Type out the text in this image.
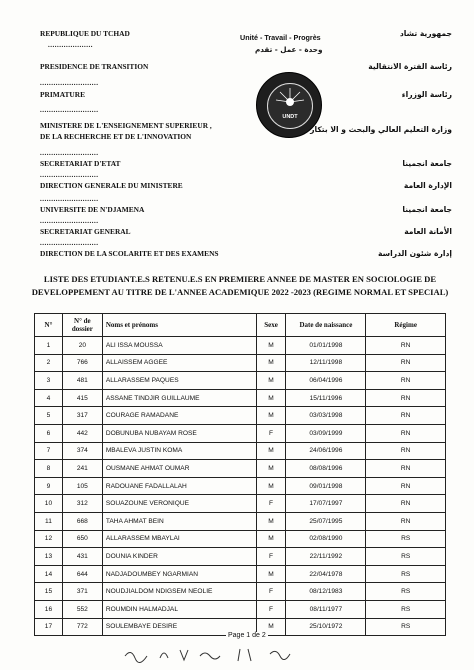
REPUBLIQUE DU TCHAD
....................
PRESIDENCE DE TRANSITION
..........................
PRIMATURE
..........................
MINISTERE DE L'ENSEIGNEMENT SUPERIEUR ,
DE LA RECHERCHE ET DE L'INNOVATION
..........................
SECRETARIAT D'ETAT
..........................
DIRECTION GENERALE DU MINISTERE
..........................
UNIVERSITE DE N'DJAMENA
..........................
SECRETARIAT GENERAL
..........................
DIRECTION DE LA SCOLARITE ET DES EXAMENS
Unité - Travail - Progrès
وحدة - عمل - تقدم
UNDT
جمهورية تشاد
رئاسة الفترة الانتقالية
رئاسة الوزراء
وزارة التعليم العالي والبحث و الا بتكار
جامعة انجمينا
الإدارة العامة
جامعة انجمينا
الأمانة العامة
إدارة شئون الدراسة
LISTE DES ETUDIANT.E.S RETENU.E.S EN PREMIERE ANNEE DE MASTER EN SOCIOLOGIE DE DEVELOPPEMENT AU TITRE DE L'ANNEE ACADEMIQUE 2022 -2023 (REGIME NORMAL ET SPECIAL)
N°	N° de dossier	Noms et prénoms	Sexe	Date de naissance	Régime
1	20	ALI ISSA MOUSSA	M	01/01/1998	RN
2	766	ALLAISSEM AGGEE	M	12/11/1998	RN
3	481	ALLARASSEM PAQUES	M	06/04/1996	RN
4	415	ASSANE TINDJIR GUILLAUME	M	15/11/1996	RN
5	317	COURAGE RAMADANE	M	03/03/1998	RN
6	442	DOBUNUBA NUBAYAM ROSE	F	03/09/1999	RN
7	374	MBALEVA JUSTIN KOMA	M	24/06/1996	RN
8	241	OUSMANE AHMAT OUMAR	M	08/08/1996	RN
9	105	RADOUANE FADALLALAH	M	09/01/1998	RN
10	312	SOUAZOUNE VERONIQUE	F	17/07/1997	RN
11	668	TAHA AHMAT BEIN	M	25/07/1995	RN
12	650	ALLARASSEM MBAYLAI	M	02/08/1990	RS
13	431	DOUNIA KINDER	F	22/11/1992	RS
14	644	NADJADOUMBEY NGARMIAN	M	22/04/1978	RS
15	371	NOUDJIALDOM NDIGSEM NEOLIE	F	08/12/1983	RS
16	552	ROUMDIN HALMADJAL	F	08/11/1977	RS
17	772	SOULEMBAYE DESIRE	M	25/10/1972	RS
Page 1 de 2
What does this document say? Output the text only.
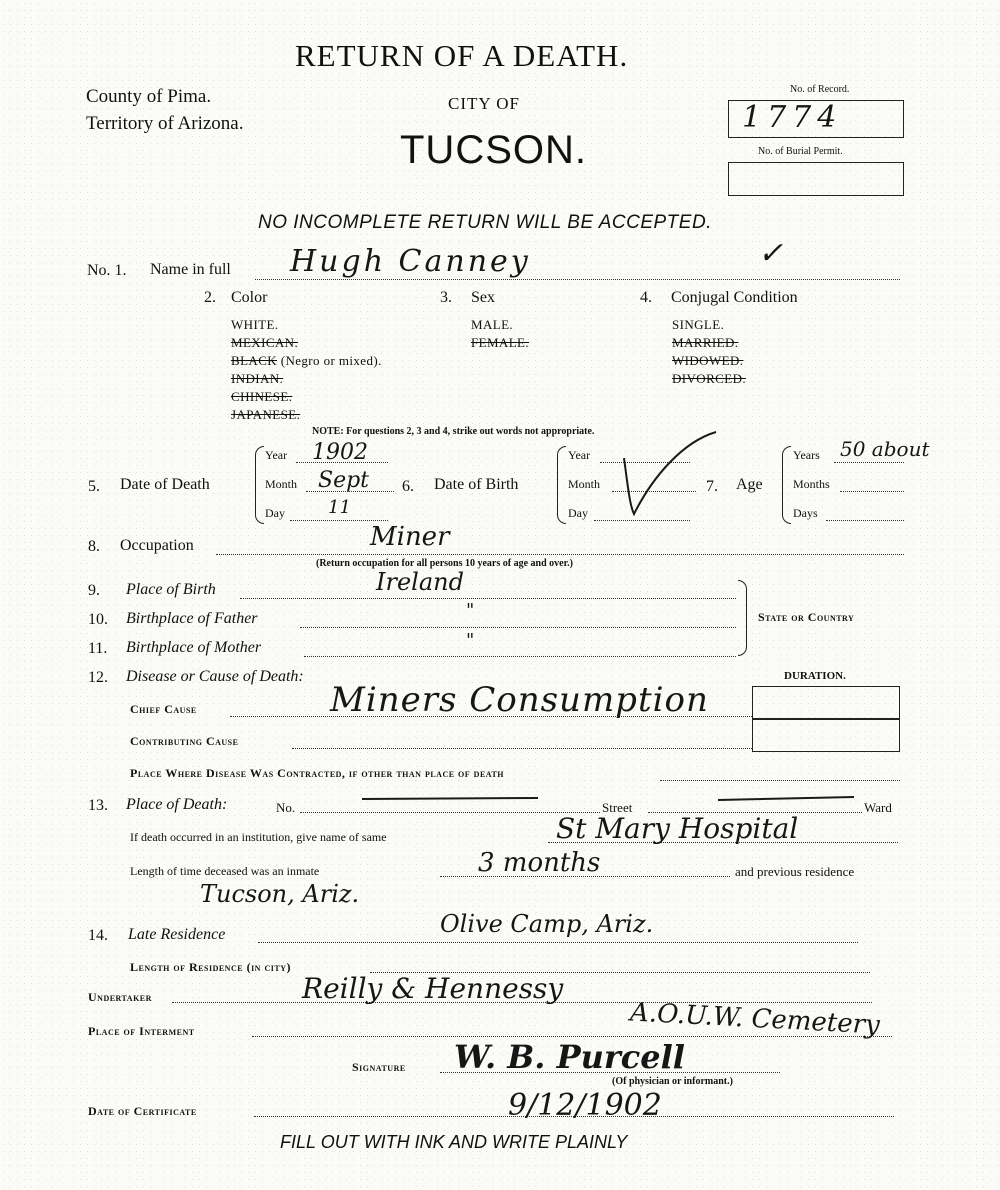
RETURN OF A DEATH.
County of Pima.
Territory of Arizona.
CITY OF
TUCSON.
No. of Record.
1774
No. of Burial Permit.
NO INCOMPLETE RETURN WILL BE ACCEPTED.
No. 1. Name in full Hugh Canney	✓
2. Color
WHITE.
MEXICAN.
BLACK (Negro or mixed).
INDIAN.
CHINESE.
JAPANESE.
3. Sex
MALE.
FEMALE.
4. Conjugal Condition
SINGLE.
MARRIED.
WIDOWED.
DIVORCED.
NOTE: For questions 2, 3 and 4, strike out words not appropriate.
5. Date of Death
Year 1902
Month Sept
Day 11
6. Date of Birth
Year
Month
Day
7. Age
Years 50 about
Months
Days
8. Occupation	Miner
(Return occupation for all persons 10 years of age and over.)
9. Place of Birth	Ireland
10. Birthplace of Father	"
11. Birthplace of Mother	"
State or Country
12. Disease or Cause of Death:	DURATION.
Chief Cause	Miners Consumption
Contributing Cause
Place Where Disease Was Contracted, if other than place of death
13. Place of Death:	No.	Street	Ward
If death occurred in an institution, give name of same	St Mary Hospital
Length of time deceased was an inmate	3 months	and previous residence
Tucson, Ariz.
14. Late Residence	Olive Camp, Ariz.
Length of Residence (in city)
Undertaker	Reilly & Hennessy
Place of Interment	A.O.U.W. Cemetery
Signature W. B. Purcell
(Of physician or informant.)
Date of Certificate	9/12/1902
FILL OUT WITH INK AND WRITE PLAINLY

## Challenge
From the entries above, select each line containing the string "AHMAT".

## Written response
8	241	OUSMANE AHMAT OUMAR	M	08/08/1996	RN
11	668	TAHA AHMAT BEIN	M	25/07/1995	RN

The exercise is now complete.